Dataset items
>> START
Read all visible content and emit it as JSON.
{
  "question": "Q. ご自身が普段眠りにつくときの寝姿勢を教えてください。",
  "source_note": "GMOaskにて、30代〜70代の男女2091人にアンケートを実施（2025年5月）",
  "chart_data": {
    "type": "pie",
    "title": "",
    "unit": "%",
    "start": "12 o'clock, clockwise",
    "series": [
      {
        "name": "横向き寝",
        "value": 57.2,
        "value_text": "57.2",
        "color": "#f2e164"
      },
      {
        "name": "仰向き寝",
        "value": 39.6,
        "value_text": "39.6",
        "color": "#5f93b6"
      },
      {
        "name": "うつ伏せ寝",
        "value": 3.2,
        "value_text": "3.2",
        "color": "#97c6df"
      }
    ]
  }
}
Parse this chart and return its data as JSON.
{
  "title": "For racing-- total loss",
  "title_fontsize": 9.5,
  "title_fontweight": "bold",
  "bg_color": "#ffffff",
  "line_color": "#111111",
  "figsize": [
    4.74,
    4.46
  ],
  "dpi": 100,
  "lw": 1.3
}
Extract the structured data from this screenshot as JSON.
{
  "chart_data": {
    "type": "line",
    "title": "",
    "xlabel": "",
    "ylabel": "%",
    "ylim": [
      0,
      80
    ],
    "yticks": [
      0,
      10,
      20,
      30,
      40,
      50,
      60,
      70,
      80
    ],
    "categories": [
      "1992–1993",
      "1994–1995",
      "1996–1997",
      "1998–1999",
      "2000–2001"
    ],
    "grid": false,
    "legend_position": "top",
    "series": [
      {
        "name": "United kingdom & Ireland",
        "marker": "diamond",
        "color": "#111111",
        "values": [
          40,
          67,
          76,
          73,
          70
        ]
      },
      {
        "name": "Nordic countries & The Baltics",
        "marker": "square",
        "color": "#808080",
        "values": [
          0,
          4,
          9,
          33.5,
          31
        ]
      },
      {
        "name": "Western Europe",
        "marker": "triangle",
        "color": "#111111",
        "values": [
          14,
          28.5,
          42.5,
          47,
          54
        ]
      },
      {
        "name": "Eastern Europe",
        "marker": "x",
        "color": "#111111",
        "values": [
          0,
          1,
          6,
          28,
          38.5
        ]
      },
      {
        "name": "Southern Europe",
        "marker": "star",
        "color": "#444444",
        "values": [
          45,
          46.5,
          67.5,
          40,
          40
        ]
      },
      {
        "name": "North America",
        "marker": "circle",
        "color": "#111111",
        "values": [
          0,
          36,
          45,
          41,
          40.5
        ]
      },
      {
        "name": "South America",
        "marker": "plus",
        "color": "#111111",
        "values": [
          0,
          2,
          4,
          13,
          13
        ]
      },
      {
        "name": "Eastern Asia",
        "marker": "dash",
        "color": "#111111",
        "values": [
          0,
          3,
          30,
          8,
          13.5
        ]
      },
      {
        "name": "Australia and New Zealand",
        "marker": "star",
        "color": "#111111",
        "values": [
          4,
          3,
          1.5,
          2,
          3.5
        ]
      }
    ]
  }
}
>> END
What this task involves.
Restate every line of the data word for word.

The solution.
Read all visible content and emit it as JSON.
{
  "question": "Q. ご自身が普段眠りにつくときの寝姿勢を教えてください。",
  "source_note": "GMOaskにて、30代〜70代の男女2091人にアンケートを実施（2025年5月）",
  "chart_data": {
    "type": "pie",
    "title": "",
    "unit": "%",
    "start": "12 o'clock, clockwise",
    "series": [
      {
        "name": "横向き寝",
        "value": 57.2,
        "value_text": "57.2",
        "color": "#f2e164"
      },
      {
        "name": "仰向き寝",
        "value": 39.6,
        "value_text": "39.6",
        "color": "#5f93b6"
      },
      {
        "name": "うつ伏せ寝",
        "value": 3.2,
        "value_text": "3.2",
        "color": "#97c6df"
      }
    ]
  }
}
Parse this chart and return its data as JSON.
{
  "title": "For racing-- total loss",
  "title_fontsize": 9.5,
  "title_fontweight": "bold",
  "bg_color": "#ffffff",
  "line_color": "#111111",
  "figsize": [
    4.74,
    4.46
  ],
  "dpi": 100,
  "lw": 1.3
}
Extract the structured data from this screenshot as JSON.
{
  "chart_data": {
    "type": "line",
    "title": "",
    "xlabel": "",
    "ylabel": "%",
    "ylim": [
      0,
      80
    ],
    "yticks": [
      0,
      10,
      20,
      30,
      40,
      50,
      60,
      70,
      80
    ],
    "categories": [
      "1992–1993",
      "1994–1995",
      "1996–1997",
      "1998–1999",
      "2000–2001"
    ],
    "grid": false,
    "legend_position": "top",
    "series": [
      {
        "name": "United kingdom & Ireland",
        "marker": "diamond",
        "color": "#111111",
        "values": [
          40,
          67,
          76,
          73,
          70
        ]
      },
      {
        "name": "Nordic countries & The Baltics",
        "marker": "square",
        "color": "#808080",
        "values": [
          0,
          4,
          9,
          33.5,
          31
        ]
      },
      {
        "name": "Western Europe",
        "marker": "triangle",
        "color": "#111111",
        "values": [
          14,
          28.5,
          42.5,
          47,
          54
        ]
      },
      {
        "name": "Eastern Europe",
        "marker": "x",
        "color": "#111111",
        "values": [
          0,
          1,
          6,
          28,
          38.5
        ]
      },
      {
        "name": "Southern Europe",
        "marker": "star",
        "color": "#444444",
        "values": [
          45,
          46.5,
          67.5,
          40,
          40
        ]
      },
      {
        "name": "North America",
        "marker": "circle",
        "color": "#111111",
        "values": [
          0,
          36,
          45,
          41,
          40.5
        ]
      },
      {
        "name": "South America",
        "marker": "plus",
        "color": "#111111",
        "values": [
          0,
          2,
          4,
          13,
          13
        ]
      },
      {
        "name": "Eastern Asia",
        "marker": "dash",
        "color": "#111111",
        "values": [
          0,
          3,
          30,
          8,
          13.5
        ]
      },
      {
        "name": "Australia and New Zealand",
        "marker": "star",
        "color": "#111111",
        "values": [
          4,
          3,
          1.5,
          2,
          3.5
        ]
      }
    ]
  }
}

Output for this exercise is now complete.